Aim of the exercise » Reproduce every line of the listing below verbatim, with no changes.

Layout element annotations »
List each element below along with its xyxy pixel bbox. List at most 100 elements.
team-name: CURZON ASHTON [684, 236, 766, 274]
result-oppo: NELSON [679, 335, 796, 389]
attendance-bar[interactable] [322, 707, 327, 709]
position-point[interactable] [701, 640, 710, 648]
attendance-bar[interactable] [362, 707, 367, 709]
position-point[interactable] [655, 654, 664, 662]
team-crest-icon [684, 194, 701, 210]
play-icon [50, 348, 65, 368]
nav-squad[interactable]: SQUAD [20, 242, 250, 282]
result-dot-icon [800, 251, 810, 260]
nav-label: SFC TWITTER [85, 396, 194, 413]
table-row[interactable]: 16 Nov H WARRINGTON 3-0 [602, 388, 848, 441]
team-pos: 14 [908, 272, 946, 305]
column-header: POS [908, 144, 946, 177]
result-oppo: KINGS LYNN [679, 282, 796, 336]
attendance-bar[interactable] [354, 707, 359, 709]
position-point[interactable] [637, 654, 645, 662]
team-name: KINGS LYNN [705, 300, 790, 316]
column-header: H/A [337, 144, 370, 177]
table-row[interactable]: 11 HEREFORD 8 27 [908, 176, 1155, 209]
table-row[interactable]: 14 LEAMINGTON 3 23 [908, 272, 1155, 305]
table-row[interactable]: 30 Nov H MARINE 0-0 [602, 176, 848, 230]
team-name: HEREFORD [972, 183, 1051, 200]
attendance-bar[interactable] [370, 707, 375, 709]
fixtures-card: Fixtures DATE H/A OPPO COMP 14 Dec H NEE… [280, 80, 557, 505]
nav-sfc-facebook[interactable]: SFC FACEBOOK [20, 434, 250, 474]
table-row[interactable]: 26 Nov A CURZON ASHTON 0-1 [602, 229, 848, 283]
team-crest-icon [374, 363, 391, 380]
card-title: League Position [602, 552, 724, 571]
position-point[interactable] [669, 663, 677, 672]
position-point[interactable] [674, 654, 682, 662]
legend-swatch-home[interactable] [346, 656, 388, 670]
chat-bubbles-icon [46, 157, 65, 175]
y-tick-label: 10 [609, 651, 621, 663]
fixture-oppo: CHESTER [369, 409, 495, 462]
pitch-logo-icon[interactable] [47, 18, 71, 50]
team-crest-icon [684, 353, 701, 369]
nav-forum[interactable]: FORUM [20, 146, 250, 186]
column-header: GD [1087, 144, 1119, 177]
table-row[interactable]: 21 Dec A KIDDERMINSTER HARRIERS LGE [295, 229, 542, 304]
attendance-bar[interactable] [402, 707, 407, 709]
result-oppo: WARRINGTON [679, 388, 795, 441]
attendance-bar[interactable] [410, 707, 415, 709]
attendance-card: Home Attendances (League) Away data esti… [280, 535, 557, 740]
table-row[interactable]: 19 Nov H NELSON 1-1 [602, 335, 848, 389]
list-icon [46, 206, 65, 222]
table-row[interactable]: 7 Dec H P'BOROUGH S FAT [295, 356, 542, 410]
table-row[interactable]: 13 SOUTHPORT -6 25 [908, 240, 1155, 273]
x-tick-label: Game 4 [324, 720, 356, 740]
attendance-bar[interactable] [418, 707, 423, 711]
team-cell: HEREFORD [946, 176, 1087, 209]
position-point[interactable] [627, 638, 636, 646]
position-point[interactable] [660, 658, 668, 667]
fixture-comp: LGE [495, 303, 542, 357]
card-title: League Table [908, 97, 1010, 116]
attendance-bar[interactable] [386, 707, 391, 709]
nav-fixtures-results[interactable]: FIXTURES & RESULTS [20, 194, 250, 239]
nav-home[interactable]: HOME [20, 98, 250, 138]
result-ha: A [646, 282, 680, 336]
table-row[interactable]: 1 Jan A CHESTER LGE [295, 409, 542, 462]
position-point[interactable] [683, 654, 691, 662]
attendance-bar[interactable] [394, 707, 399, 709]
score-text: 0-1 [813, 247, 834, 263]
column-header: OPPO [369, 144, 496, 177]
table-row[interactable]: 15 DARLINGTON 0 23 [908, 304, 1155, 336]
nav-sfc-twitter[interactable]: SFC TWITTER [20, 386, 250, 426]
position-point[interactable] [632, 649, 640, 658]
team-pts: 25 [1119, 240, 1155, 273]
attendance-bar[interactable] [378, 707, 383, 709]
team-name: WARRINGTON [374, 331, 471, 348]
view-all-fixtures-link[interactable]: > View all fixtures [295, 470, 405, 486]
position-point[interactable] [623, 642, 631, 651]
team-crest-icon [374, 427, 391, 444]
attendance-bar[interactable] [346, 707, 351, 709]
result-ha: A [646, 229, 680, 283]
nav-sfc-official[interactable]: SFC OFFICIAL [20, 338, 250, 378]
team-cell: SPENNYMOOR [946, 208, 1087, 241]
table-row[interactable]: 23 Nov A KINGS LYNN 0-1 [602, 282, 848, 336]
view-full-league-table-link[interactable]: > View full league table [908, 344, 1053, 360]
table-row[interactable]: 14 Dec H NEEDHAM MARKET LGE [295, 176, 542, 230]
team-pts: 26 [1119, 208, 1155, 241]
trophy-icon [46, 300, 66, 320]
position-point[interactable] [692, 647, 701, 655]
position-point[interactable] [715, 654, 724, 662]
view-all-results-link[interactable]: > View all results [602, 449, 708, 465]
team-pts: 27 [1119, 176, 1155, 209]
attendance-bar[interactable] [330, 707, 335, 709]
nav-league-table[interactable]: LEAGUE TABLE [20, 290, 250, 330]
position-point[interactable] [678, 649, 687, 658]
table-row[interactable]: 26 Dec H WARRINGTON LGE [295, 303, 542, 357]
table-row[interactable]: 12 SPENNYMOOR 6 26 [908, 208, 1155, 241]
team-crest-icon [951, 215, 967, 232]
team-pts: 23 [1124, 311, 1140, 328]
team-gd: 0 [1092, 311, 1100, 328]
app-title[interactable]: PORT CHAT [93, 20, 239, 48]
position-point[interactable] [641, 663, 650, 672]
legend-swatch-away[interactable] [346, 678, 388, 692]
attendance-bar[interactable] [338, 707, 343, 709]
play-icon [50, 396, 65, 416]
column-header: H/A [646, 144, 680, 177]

The response »
List each element below along with its xyxy pixel bbox. List at most 100 elements.
team-name: CURZON ASHTON [684, 236, 766, 274]
result-oppo: NELSON [679, 335, 796, 389]
attendance-bar[interactable] [322, 707, 327, 709]
position-point[interactable] [701, 640, 710, 648]
attendance-bar[interactable] [362, 707, 367, 709]
position-point[interactable] [655, 654, 664, 662]
team-crest-icon [684, 194, 701, 210]
play-icon [50, 348, 65, 368]
nav-squad[interactable]: SQUAD [20, 242, 250, 282]
result-dot-icon [800, 251, 810, 260]
nav-label: SFC TWITTER [85, 396, 194, 413]
table-row[interactable]: 16 Nov H WARRINGTON 3-0 [602, 388, 848, 441]
team-pos: 14 [908, 272, 946, 305]
column-header: POS [908, 144, 946, 177]
result-oppo: KINGS LYNN [679, 282, 796, 336]
attendance-bar[interactable] [354, 707, 359, 709]
position-point[interactable] [637, 654, 645, 662]
team-name: KINGS LYNN [705, 300, 790, 316]
column-header: H/A [337, 144, 370, 177]
table-row[interactable]: 11 HEREFORD 8 27 [908, 176, 1155, 209]
table-row[interactable]: 14 LEAMINGTON 3 23 [908, 272, 1155, 305]
table-row[interactable]: 30 Nov H MARINE 0-0 [602, 176, 848, 230]
team-name: HEREFORD [972, 183, 1051, 200]
attendance-bar[interactable] [370, 707, 375, 709]
fixtures-card: Fixtures DATE H/A OPPO COMP 14 Dec H NEE… [280, 80, 557, 505]
nav-sfc-facebook[interactable]: SFC FACEBOOK [20, 434, 250, 474]
table-row[interactable]: 26 Nov A CURZON ASHTON 0-1 [602, 229, 848, 283]
team-crest-icon [374, 363, 391, 380]
card-title: League Position [602, 552, 724, 571]
position-point[interactable] [669, 663, 677, 672]
position-point[interactable] [674, 654, 682, 662]
legend-swatch-home[interactable] [346, 656, 388, 670]
chat-bubbles-icon [46, 157, 65, 175]
y-tick-label: 10 [609, 651, 621, 663]
fixture-oppo: CHESTER [369, 409, 495, 462]
pitch-logo-icon[interactable] [47, 18, 71, 50]
team-crest-icon [684, 353, 701, 369]
nav-forum[interactable]: FORUM [20, 146, 250, 186]
column-header: GD [1087, 144, 1119, 177]
table-row[interactable]: 21 Dec A KIDDERMINSTER HARRIERS LGE [295, 229, 542, 304]
attendance-bar[interactable] [402, 707, 407, 709]
result-oppo: WARRINGTON [679, 388, 795, 441]
attendance-bar[interactable] [410, 707, 415, 709]
attendance-card: Home Attendances (League) Away data esti… [280, 535, 557, 740]
table-row[interactable]: 19 Nov H NELSON 1-1 [602, 335, 848, 389]
list-icon [46, 206, 65, 222]
table-row[interactable]: 7 Dec H P'BOROUGH S FAT [295, 356, 542, 410]
table-row[interactable]: 13 SOUTHPORT -6 25 [908, 240, 1155, 273]
x-tick-label: Game 4 [324, 720, 356, 740]
attendance-bar[interactable] [418, 707, 423, 711]
team-cell: HEREFORD [946, 176, 1087, 209]
position-point[interactable] [627, 638, 636, 646]
position-point[interactable] [660, 658, 668, 667]
fixture-comp: LGE [495, 303, 542, 357]
card-title: League Table [908, 97, 1010, 116]
attendance-bar[interactable] [386, 707, 391, 709]
nav-fixtures-results[interactable]: FIXTURES & RESULTS [20, 194, 250, 239]
nav-home[interactable]: HOME [20, 98, 250, 138]
result-ha: A [646, 282, 680, 336]
table-row[interactable]: 1 Jan A CHESTER LGE [295, 409, 542, 462]
position-point[interactable] [683, 654, 691, 662]
attendance-bar[interactable] [394, 707, 399, 709]
score-text: 0-1 [813, 247, 834, 263]
column-header: OPPO [369, 144, 496, 177]
table-row[interactable]: 15 DARLINGTON 0 23 [908, 304, 1155, 336]
nav-sfc-twitter[interactable]: SFC TWITTER [20, 386, 250, 426]
position-point[interactable] [632, 649, 640, 658]
team-pts: 25 [1119, 240, 1155, 273]
attendance-bar[interactable] [378, 707, 383, 709]
team-name: WARRINGTON [374, 331, 471, 348]
view-all-fixtures-link[interactable]: > View all fixtures [295, 470, 405, 486]
position-point[interactable] [623, 642, 631, 651]
team-crest-icon [374, 427, 391, 444]
attendance-bar[interactable] [346, 707, 351, 709]
result-ha: A [646, 229, 680, 283]
nav-sfc-official[interactable]: SFC OFFICIAL [20, 338, 250, 378]
team-cell: SPENNYMOOR [946, 208, 1087, 241]
table-row[interactable]: 23 Nov A KINGS LYNN 0-1 [602, 282, 848, 336]
view-full-league-table-link[interactable]: > View full league table [908, 344, 1053, 360]
table-row[interactable]: 14 Dec H NEEDHAM MARKET LGE [295, 176, 542, 230]
team-pts: 26 [1119, 208, 1155, 241]
trophy-icon [46, 300, 66, 320]
position-point[interactable] [692, 647, 701, 655]
position-point[interactable] [715, 654, 724, 662]
view-all-results-link[interactable]: > View all results [602, 449, 708, 465]
team-pts: 27 [1119, 176, 1155, 209]
attendance-bar[interactable] [330, 707, 335, 709]
nav-league-table[interactable]: LEAGUE TABLE [20, 290, 250, 330]
position-point[interactable] [678, 649, 687, 658]
table-row[interactable]: 26 Dec H WARRINGTON LGE [295, 303, 542, 357]
table-row[interactable]: 12 SPENNYMOOR 6 26 [908, 208, 1155, 241]
team-crest-icon [951, 215, 967, 232]
team-pts: 23 [1124, 311, 1140, 328]
team-gd: 0 [1092, 311, 1100, 328]
app-title[interactable]: PORT CHAT [93, 20, 239, 48]
position-point[interactable] [641, 663, 650, 672]
legend-swatch-away[interactable] [346, 678, 388, 692]
attendance-bar[interactable] [338, 707, 343, 709]
play-icon [50, 396, 65, 416]
column-header: H/A [646, 144, 680, 177]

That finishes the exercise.